Written request: Give back the whole listing exactly as shown.

Listed records:

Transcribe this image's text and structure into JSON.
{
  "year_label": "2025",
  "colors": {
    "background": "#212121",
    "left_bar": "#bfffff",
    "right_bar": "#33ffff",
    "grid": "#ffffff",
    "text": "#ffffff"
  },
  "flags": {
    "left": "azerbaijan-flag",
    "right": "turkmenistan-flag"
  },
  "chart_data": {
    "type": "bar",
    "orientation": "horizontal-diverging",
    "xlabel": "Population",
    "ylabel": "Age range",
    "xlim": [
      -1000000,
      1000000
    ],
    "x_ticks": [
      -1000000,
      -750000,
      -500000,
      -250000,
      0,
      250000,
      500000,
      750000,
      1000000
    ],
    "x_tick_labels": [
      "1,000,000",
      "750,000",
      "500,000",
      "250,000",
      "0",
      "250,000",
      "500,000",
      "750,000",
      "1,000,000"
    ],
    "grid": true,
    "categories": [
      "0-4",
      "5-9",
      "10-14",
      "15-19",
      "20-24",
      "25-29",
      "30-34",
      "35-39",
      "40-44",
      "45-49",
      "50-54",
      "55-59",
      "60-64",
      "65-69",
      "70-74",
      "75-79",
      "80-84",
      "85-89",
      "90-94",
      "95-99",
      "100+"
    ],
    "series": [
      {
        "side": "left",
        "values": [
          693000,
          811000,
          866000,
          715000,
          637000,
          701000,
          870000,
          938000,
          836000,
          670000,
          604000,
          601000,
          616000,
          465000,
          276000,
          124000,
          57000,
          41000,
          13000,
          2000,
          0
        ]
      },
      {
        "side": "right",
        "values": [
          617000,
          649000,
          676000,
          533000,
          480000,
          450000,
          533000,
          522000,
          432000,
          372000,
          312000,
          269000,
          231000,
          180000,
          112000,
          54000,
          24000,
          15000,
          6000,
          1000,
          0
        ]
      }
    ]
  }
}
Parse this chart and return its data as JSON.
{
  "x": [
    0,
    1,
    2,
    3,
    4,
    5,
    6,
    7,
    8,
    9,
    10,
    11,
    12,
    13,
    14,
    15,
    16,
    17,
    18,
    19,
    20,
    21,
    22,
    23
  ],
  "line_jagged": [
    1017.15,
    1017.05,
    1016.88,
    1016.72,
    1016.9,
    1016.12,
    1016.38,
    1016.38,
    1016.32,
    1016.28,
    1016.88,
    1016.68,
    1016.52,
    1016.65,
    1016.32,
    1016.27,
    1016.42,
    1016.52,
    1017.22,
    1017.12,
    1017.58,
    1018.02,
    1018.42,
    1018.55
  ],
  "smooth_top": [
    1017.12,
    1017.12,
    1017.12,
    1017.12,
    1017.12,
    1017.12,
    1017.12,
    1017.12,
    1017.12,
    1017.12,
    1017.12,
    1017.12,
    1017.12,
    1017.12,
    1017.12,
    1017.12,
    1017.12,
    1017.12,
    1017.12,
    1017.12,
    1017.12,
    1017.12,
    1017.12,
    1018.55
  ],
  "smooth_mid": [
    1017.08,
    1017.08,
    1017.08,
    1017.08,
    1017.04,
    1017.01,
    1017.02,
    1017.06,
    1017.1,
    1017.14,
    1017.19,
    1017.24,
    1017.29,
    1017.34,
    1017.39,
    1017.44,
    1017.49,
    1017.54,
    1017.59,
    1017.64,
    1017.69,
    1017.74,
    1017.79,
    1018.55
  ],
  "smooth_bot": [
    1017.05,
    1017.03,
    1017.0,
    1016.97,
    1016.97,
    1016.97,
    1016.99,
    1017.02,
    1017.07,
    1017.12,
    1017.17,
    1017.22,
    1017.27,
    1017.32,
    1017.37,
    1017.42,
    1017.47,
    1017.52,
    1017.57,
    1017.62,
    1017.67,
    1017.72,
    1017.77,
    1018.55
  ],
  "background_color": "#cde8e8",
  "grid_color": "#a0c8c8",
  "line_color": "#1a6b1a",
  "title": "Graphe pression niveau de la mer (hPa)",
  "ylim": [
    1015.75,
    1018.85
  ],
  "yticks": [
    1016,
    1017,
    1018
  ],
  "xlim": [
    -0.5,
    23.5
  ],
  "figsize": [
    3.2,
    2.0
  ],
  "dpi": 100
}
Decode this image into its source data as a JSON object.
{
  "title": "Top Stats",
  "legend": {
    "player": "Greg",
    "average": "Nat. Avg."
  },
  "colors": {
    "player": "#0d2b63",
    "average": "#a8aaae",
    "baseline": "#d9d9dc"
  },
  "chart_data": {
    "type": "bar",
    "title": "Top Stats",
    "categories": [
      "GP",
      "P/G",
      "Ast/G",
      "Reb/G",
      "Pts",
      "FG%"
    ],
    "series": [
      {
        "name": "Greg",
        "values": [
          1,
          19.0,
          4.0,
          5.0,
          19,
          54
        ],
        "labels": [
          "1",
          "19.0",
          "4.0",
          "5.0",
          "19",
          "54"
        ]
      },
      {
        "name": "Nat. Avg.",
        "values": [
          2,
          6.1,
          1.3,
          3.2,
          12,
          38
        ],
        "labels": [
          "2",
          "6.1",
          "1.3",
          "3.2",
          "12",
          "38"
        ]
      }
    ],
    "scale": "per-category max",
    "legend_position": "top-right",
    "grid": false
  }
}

Solved exercise:
Transcribe this image's text and structure into JSON.
{
  "year_label": "2025",
  "colors": {
    "background": "#212121",
    "left_bar": "#bfffff",
    "right_bar": "#33ffff",
    "grid": "#ffffff",
    "text": "#ffffff"
  },
  "flags": {
    "left": "azerbaijan-flag",
    "right": "turkmenistan-flag"
  },
  "chart_data": {
    "type": "bar",
    "orientation": "horizontal-diverging",
    "xlabel": "Population",
    "ylabel": "Age range",
    "xlim": [
      -1000000,
      1000000
    ],
    "x_ticks": [
      -1000000,
      -750000,
      -500000,
      -250000,
      0,
      250000,
      500000,
      750000,
      1000000
    ],
    "x_tick_labels": [
      "1,000,000",
      "750,000",
      "500,000",
      "250,000",
      "0",
      "250,000",
      "500,000",
      "750,000",
      "1,000,000"
    ],
    "grid": true,
    "categories": [
      "0-4",
      "5-9",
      "10-14",
      "15-19",
      "20-24",
      "25-29",
      "30-34",
      "35-39",
      "40-44",
      "45-49",
      "50-54",
      "55-59",
      "60-64",
      "65-69",
      "70-74",
      "75-79",
      "80-84",
      "85-89",
      "90-94",
      "95-99",
      "100+"
    ],
    "series": [
      {
        "side": "left",
        "values": [
          693000,
          811000,
          866000,
          715000,
          637000,
          701000,
          870000,
          938000,
          836000,
          670000,
          604000,
          601000,
          616000,
          465000,
          276000,
          124000,
          57000,
          41000,
          13000,
          2000,
          0
        ]
      },
      {
        "side": "right",
        "values": [
          617000,
          649000,
          676000,
          533000,
          480000,
          450000,
          533000,
          522000,
          432000,
          372000,
          312000,
          269000,
          231000,
          180000,
          112000,
          54000,
          24000,
          15000,
          6000,
          1000,
          0
        ]
      }
    ]
  }
}
Parse this chart and return its data as JSON.
{
  "x": [
    0,
    1,
    2,
    3,
    4,
    5,
    6,
    7,
    8,
    9,
    10,
    11,
    12,
    13,
    14,
    15,
    16,
    17,
    18,
    19,
    20,
    21,
    22,
    23
  ],
  "line_jagged": [
    1017.15,
    1017.05,
    1016.88,
    1016.72,
    1016.9,
    1016.12,
    1016.38,
    1016.38,
    1016.32,
    1016.28,
    1016.88,
    1016.68,
    1016.52,
    1016.65,
    1016.32,
    1016.27,
    1016.42,
    1016.52,
    1017.22,
    1017.12,
    1017.58,
    1018.02,
    1018.42,
    1018.55
  ],
  "smooth_top": [
    1017.12,
    1017.12,
    1017.12,
    1017.12,
    1017.12,
    1017.12,
    1017.12,
    1017.12,
    1017.12,
    1017.12,
    1017.12,
    1017.12,
    1017.12,
    1017.12,
    1017.12,
    1017.12,
    1017.12,
    1017.12,
    1017.12,
    1017.12,
    1017.12,
    1017.12,
    1017.12,
    1018.55
  ],
  "smooth_mid": [
    1017.08,
    1017.08,
    1017.08,
    1017.08,
    1017.04,
    1017.01,
    1017.02,
    1017.06,
    1017.1,
    1017.14,
    1017.19,
    1017.24,
    1017.29,
    1017.34,
    1017.39,
    1017.44,
    1017.49,
    1017.54,
    1017.59,
    1017.64,
    1017.69,
    1017.74,
    1017.79,
    1018.55
  ],
  "smooth_bot": [
    1017.05,
    1017.03,
    1017.0,
    1016.97,
    1016.97,
    1016.97,
    1016.99,
    1017.02,
    1017.07,
    1017.12,
    1017.17,
    1017.22,
    1017.27,
    1017.32,
    1017.37,
    1017.42,
    1017.47,
    1017.52,
    1017.57,
    1017.62,
    1017.67,
    1017.72,
    1017.77,
    1018.55
  ],
  "background_color": "#cde8e8",
  "grid_color": "#a0c8c8",
  "line_color": "#1a6b1a",
  "title": "Graphe pression niveau de la mer (hPa)",
  "ylim": [
    1015.75,
    1018.85
  ],
  "yticks": [
    1016,
    1017,
    1018
  ],
  "xlim": [
    -0.5,
    23.5
  ],
  "figsize": [
    3.2,
    2.0
  ],
  "dpi": 100
}
Decode this image into its source data as a JSON object.
{
  "title": "Top Stats",
  "legend": {
    "player": "Greg",
    "average": "Nat. Avg."
  },
  "colors": {
    "player": "#0d2b63",
    "average": "#a8aaae",
    "baseline": "#d9d9dc"
  },
  "chart_data": {
    "type": "bar",
    "title": "Top Stats",
    "categories": [
      "GP",
      "P/G",
      "Ast/G",
      "Reb/G",
      "Pts",
      "FG%"
    ],
    "series": [
      {
        "name": "Greg",
        "values": [
          1,
          19.0,
          4.0,
          5.0,
          19,
          54
        ],
        "labels": [
          "1",
          "19.0",
          "4.0",
          "5.0",
          "19",
          "54"
        ]
      },
      {
        "name": "Nat. Avg.",
        "values": [
          2,
          6.1,
          1.3,
          3.2,
          12,
          38
        ],
        "labels": [
          "2",
          "6.1",
          "1.3",
          "3.2",
          "12",
          "38"
        ]
      }
    ],
    "scale": "per-category max",
    "legend_position": "top-right",
    "grid": false
  }
}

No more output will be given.